#### WORK INSTRUCTIONS
Repeat the records word for word, excluding any picture.

::::::::::

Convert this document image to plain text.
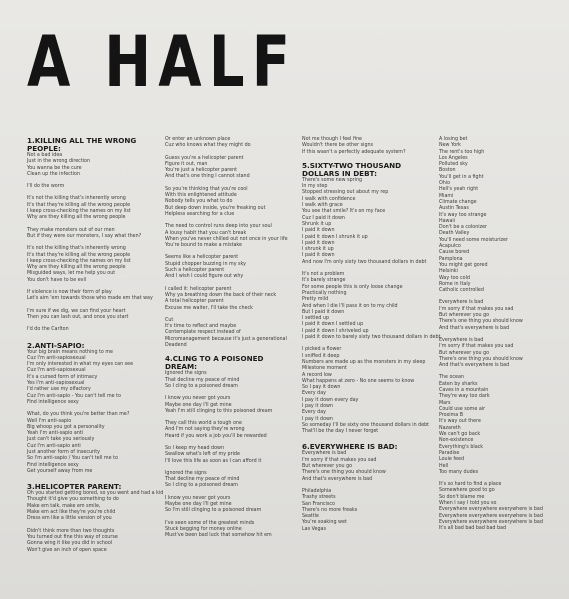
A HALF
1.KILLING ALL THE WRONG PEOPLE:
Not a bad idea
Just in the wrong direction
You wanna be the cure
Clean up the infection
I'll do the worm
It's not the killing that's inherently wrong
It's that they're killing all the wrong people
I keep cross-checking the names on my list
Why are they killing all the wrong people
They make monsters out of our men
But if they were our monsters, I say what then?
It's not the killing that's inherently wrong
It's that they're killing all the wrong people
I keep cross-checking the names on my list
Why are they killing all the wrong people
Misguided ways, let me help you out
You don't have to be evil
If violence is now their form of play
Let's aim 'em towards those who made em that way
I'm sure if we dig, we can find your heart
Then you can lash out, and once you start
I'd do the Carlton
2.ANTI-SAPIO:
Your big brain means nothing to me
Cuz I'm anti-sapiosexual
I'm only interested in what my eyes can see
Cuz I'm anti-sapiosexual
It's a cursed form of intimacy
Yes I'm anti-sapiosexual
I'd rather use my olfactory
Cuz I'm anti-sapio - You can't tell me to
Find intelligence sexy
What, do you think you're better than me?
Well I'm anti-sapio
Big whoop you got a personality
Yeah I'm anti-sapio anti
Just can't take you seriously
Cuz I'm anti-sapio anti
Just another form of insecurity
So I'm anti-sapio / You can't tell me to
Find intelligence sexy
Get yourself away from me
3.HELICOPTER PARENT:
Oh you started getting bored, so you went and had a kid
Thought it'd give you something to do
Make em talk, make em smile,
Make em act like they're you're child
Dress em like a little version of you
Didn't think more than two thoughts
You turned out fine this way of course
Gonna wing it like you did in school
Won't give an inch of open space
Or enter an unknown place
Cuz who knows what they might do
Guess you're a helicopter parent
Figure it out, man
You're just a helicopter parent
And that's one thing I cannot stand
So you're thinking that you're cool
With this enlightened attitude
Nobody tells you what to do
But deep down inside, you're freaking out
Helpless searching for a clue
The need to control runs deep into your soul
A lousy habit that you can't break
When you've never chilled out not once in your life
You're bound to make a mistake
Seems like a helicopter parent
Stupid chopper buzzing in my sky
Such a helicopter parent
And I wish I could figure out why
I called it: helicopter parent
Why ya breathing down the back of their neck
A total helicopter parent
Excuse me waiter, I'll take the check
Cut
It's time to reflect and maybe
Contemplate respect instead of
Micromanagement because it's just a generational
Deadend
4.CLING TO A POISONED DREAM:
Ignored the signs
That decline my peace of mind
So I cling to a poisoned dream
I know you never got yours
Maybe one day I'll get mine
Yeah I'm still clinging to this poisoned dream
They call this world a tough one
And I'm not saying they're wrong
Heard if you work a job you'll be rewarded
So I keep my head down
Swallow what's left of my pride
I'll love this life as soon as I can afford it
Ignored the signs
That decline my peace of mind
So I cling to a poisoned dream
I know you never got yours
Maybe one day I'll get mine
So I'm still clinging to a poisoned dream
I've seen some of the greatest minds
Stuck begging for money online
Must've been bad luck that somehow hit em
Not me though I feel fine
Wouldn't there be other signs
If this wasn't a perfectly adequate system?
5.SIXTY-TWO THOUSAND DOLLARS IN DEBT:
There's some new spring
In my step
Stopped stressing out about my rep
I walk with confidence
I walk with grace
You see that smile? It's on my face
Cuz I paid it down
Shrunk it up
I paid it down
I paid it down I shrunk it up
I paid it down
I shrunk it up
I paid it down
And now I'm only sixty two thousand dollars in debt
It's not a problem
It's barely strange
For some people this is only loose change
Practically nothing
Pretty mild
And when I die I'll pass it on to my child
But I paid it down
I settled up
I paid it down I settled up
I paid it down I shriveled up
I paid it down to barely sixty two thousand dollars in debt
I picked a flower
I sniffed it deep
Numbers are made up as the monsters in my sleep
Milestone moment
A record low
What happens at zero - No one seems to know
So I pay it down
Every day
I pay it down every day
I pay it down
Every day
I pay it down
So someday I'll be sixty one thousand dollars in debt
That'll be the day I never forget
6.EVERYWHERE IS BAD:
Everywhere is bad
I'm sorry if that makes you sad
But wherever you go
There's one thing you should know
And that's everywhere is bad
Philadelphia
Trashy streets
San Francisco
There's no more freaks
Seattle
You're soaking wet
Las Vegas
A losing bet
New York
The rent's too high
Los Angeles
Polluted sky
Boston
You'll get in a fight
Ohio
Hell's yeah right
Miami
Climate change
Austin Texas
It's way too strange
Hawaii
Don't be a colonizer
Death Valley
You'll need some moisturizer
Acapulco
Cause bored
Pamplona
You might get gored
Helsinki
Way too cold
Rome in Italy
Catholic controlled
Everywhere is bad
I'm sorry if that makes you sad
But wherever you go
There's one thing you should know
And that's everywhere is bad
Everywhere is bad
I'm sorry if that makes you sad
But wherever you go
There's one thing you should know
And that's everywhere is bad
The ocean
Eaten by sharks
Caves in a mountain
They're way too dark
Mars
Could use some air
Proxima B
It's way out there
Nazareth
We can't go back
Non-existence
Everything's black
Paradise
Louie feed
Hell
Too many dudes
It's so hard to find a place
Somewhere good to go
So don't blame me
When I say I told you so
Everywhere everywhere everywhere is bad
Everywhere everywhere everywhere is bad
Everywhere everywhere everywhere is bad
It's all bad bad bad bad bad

::::::::::

#### RESULT FOR THIS EXERCISE
Convert this document image to plain text.
A HALF
1.KILLING ALL THE WRONG PEOPLE:
Not a bad idea
Just in the wrong direction
You wanna be the cure
Clean up the infection
I'll do the worm
It's not the killing that's inherently wrong
It's that they're killing all the wrong people
I keep cross-checking the names on my list
Why are they killing all the wrong people
They make monsters out of our men
But if they were our monsters, I say what then?
It's not the killing that's inherently wrong
It's that they're killing all the wrong people
I keep cross-checking the names on my list
Why are they killing all the wrong people
Misguided ways, let me help you out
You don't have to be evil
If violence is now their form of play
Let's aim 'em towards those who made em that way
I'm sure if we dig, we can find your heart
Then you can lash out, and once you start
I'd do the Carlton
2.ANTI-SAPIO:
Your big brain means nothing to me
Cuz I'm anti-sapiosexual
I'm only interested in what my eyes can see
Cuz I'm anti-sapiosexual
It's a cursed form of intimacy
Yes I'm anti-sapiosexual
I'd rather use my olfactory
Cuz I'm anti-sapio - You can't tell me to
Find intelligence sexy
What, do you think you're better than me?
Well I'm anti-sapio
Big whoop you got a personality
Yeah I'm anti-sapio anti
Just can't take you seriously
Cuz I'm anti-sapio anti
Just another form of insecurity
So I'm anti-sapio / You can't tell me to
Find intelligence sexy
Get yourself away from me
3.HELICOPTER PARENT:
Oh you started getting bored, so you went and had a kid
Thought it'd give you something to do
Make em talk, make em smile,
Make em act like they're you're child
Dress em like a little version of you
Didn't think more than two thoughts
You turned out fine this way of course
Gonna wing it like you did in school
Won't give an inch of open space
Or enter an unknown place
Cuz who knows what they might do
Guess you're a helicopter parent
Figure it out, man
You're just a helicopter parent
And that's one thing I cannot stand
So you're thinking that you're cool
With this enlightened attitude
Nobody tells you what to do
But deep down inside, you're freaking out
Helpless searching for a clue
The need to control runs deep into your soul
A lousy habit that you can't break
When you've never chilled out not once in your life
You're bound to make a mistake
Seems like a helicopter parent
Stupid chopper buzzing in my sky
Such a helicopter parent
And I wish I could figure out why
I called it: helicopter parent
Why ya breathing down the back of their neck
A total helicopter parent
Excuse me waiter, I'll take the check
Cut
It's time to reflect and maybe
Contemplate respect instead of
Micromanagement because it's just a generational
Deadend
4.CLING TO A POISONED DREAM:
Ignored the signs
That decline my peace of mind
So I cling to a poisoned dream
I know you never got yours
Maybe one day I'll get mine
Yeah I'm still clinging to this poisoned dream
They call this world a tough one
And I'm not saying they're wrong
Heard if you work a job you'll be rewarded
So I keep my head down
Swallow what's left of my pride
I'll love this life as soon as I can afford it
Ignored the signs
That decline my peace of mind
So I cling to a poisoned dream
I know you never got yours
Maybe one day I'll get mine
So I'm still clinging to a poisoned dream
I've seen some of the greatest minds
Stuck begging for money online
Must've been bad luck that somehow hit em
Not me though I feel fine
Wouldn't there be other signs
If this wasn't a perfectly adequate system?
5.SIXTY-TWO THOUSAND DOLLARS IN DEBT:
There's some new spring
In my step
Stopped stressing out about my rep
I walk with confidence
I walk with grace
You see that smile? It's on my face
Cuz I paid it down
Shrunk it up
I paid it down
I paid it down I shrunk it up
I paid it down
I shrunk it up
I paid it down
And now I'm only sixty two thousand dollars in debt
It's not a problem
It's barely strange
For some people this is only loose change
Practically nothing
Pretty mild
And when I die I'll pass it on to my child
But I paid it down
I settled up
I paid it down I settled up
I paid it down I shriveled up
I paid it down to barely sixty two thousand dollars in debt
I picked a flower
I sniffed it deep
Numbers are made up as the monsters in my sleep
Milestone moment
A record low
What happens at zero - No one seems to know
So I pay it down
Every day
I pay it down every day
I pay it down
Every day
I pay it down
So someday I'll be sixty one thousand dollars in debt
That'll be the day I never forget
6.EVERYWHERE IS BAD:
Everywhere is bad
I'm sorry if that makes you sad
But wherever you go
There's one thing you should know
And that's everywhere is bad
Philadelphia
Trashy streets
San Francisco
There's no more freaks
Seattle
You're soaking wet
Las Vegas
A losing bet
New York
The rent's too high
Los Angeles
Polluted sky
Boston
You'll get in a fight
Ohio
Hell's yeah right
Miami
Climate change
Austin Texas
It's way too strange
Hawaii
Don't be a colonizer
Death Valley
You'll need some moisturizer
Acapulco
Cause bored
Pamplona
You might get gored
Helsinki
Way too cold
Rome in Italy
Catholic controlled
Everywhere is bad
I'm sorry if that makes you sad
But wherever you go
There's one thing you should know
And that's everywhere is bad
Everywhere is bad
I'm sorry if that makes you sad
But wherever you go
There's one thing you should know
And that's everywhere is bad
The ocean
Eaten by sharks
Caves in a mountain
They're way too dark
Mars
Could use some air
Proxima B
It's way out there
Nazareth
We can't go back
Non-existence
Everything's black
Paradise
Louie feed
Hell
Too many dudes
It's so hard to find a place
Somewhere good to go
So don't blame me
When I say I told you so
Everywhere everywhere everywhere is bad
Everywhere everywhere everywhere is bad
Everywhere everywhere everywhere is bad
It's all bad bad bad bad bad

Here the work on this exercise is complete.